------ Given records
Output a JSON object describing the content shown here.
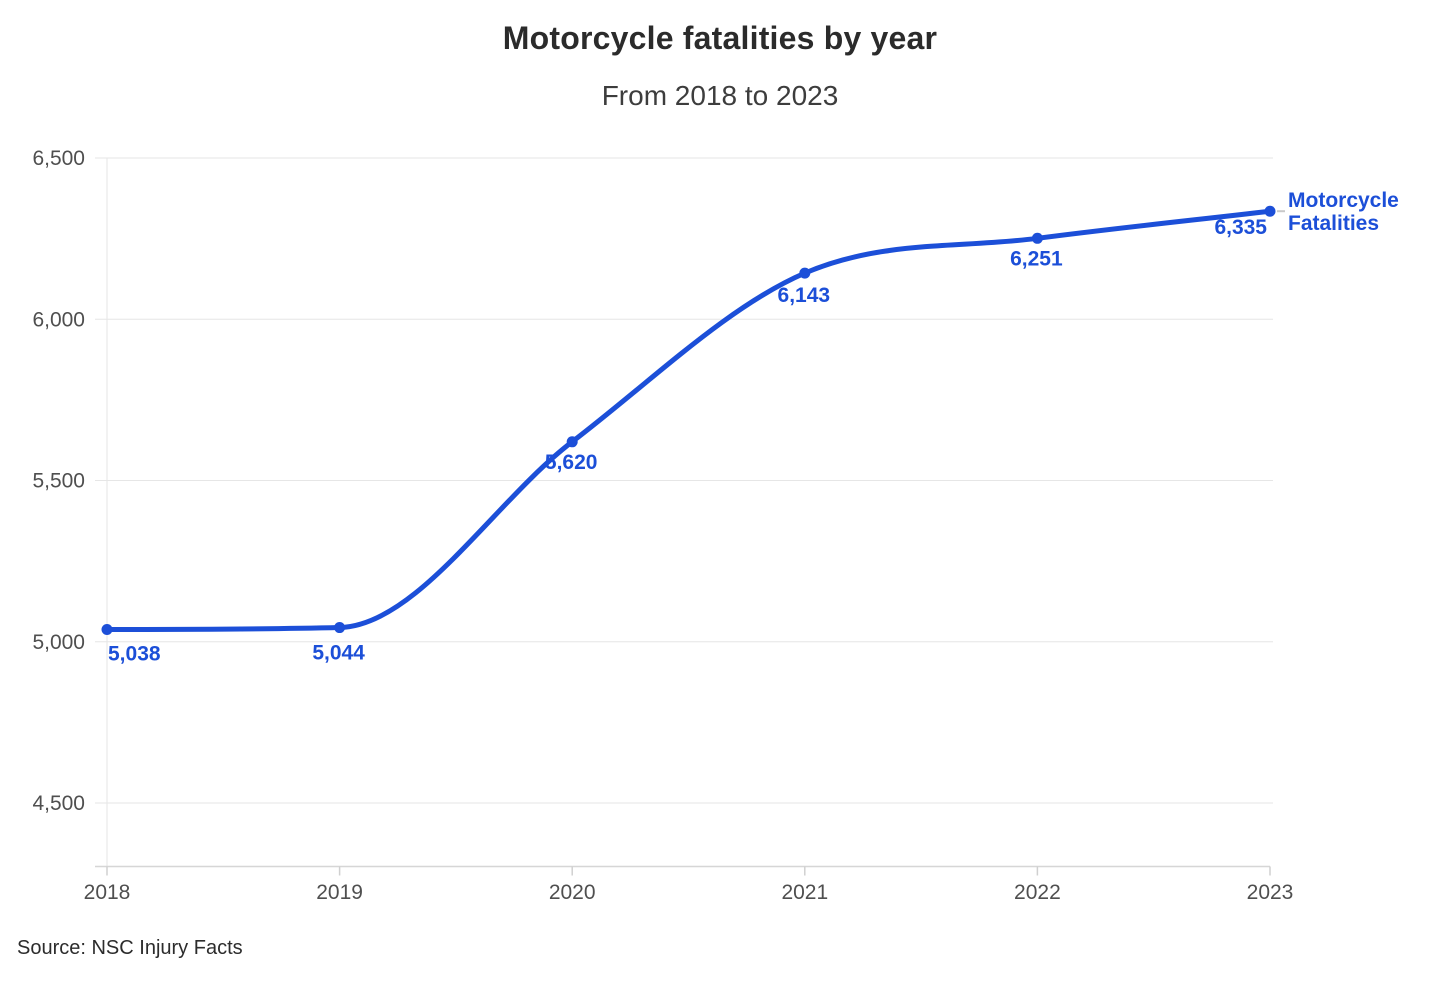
{
  "header": {
    "title": "Motorcycle fatalities by year",
    "subtitle": "From 2018 to 2023"
  },
  "source": {
    "label": "Source: NSC Injury Facts"
  },
  "chart_data": {
    "type": "line",
    "title": "Motorcycle fatalities by year",
    "subtitle": "From 2018 to 2023",
    "x": [
      2018,
      2019,
      2020,
      2021,
      2022,
      2023
    ],
    "categories": [
      "2018",
      "2019",
      "2020",
      "2021",
      "2022",
      "2023"
    ],
    "series": [
      {
        "name": "Motorcycle Fatalities",
        "values": [
          5038,
          5044,
          5620,
          6143,
          6251,
          6335
        ]
      }
    ],
    "point_labels": [
      "5,038",
      "5,044",
      "5,620",
      "6,143",
      "6,251",
      "6,335"
    ],
    "ylim": [
      4500,
      6500
    ],
    "y_ticks": [
      4500,
      5000,
      5500,
      6000,
      6500
    ],
    "y_tick_labels": [
      "4,500",
      "5,000",
      "5,500",
      "6,000",
      "6,500"
    ],
    "grid": "horizontal",
    "legend_position": "end-of-line",
    "colors": {
      "line": "#1c4fd8",
      "point": "#1c4fd8",
      "data_label": "#1c4fd8",
      "legend_text": "#1c4fd8",
      "grid_line": "#e6e6e6",
      "axis_line": "#d6d6d6",
      "tick": "#d0d0d0",
      "axis_text": "#4f4f4f",
      "connector": "#c9c9c9"
    },
    "xlabel": "",
    "ylabel": ""
  }
}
------------
§ **What this task involves**:
Transcribe every line from the records above without alteration, and leave out the images.

§ **Response**:
Output a JSON object describing the content shown here.
{
  "header": {
    "title": "Motorcycle fatalities by year",
    "subtitle": "From 2018 to 2023"
  },
  "source": {
    "label": "Source: NSC Injury Facts"
  },
  "chart_data": {
    "type": "line",
    "title": "Motorcycle fatalities by year",
    "subtitle": "From 2018 to 2023",
    "x": [
      2018,
      2019,
      2020,
      2021,
      2022,
      2023
    ],
    "categories": [
      "2018",
      "2019",
      "2020",
      "2021",
      "2022",
      "2023"
    ],
    "series": [
      {
        "name": "Motorcycle Fatalities",
        "values": [
          5038,
          5044,
          5620,
          6143,
          6251,
          6335
        ]
      }
    ],
    "point_labels": [
      "5,038",
      "5,044",
      "5,620",
      "6,143",
      "6,251",
      "6,335"
    ],
    "ylim": [
      4500,
      6500
    ],
    "y_ticks": [
      4500,
      5000,
      5500,
      6000,
      6500
    ],
    "y_tick_labels": [
      "4,500",
      "5,000",
      "5,500",
      "6,000",
      "6,500"
    ],
    "grid": "horizontal",
    "legend_position": "end-of-line",
    "colors": {
      "line": "#1c4fd8",
      "point": "#1c4fd8",
      "data_label": "#1c4fd8",
      "legend_text": "#1c4fd8",
      "grid_line": "#e6e6e6",
      "axis_line": "#d6d6d6",
      "tick": "#d0d0d0",
      "axis_text": "#4f4f4f",
      "connector": "#c9c9c9"
    },
    "xlabel": "",
    "ylabel": ""
  }
}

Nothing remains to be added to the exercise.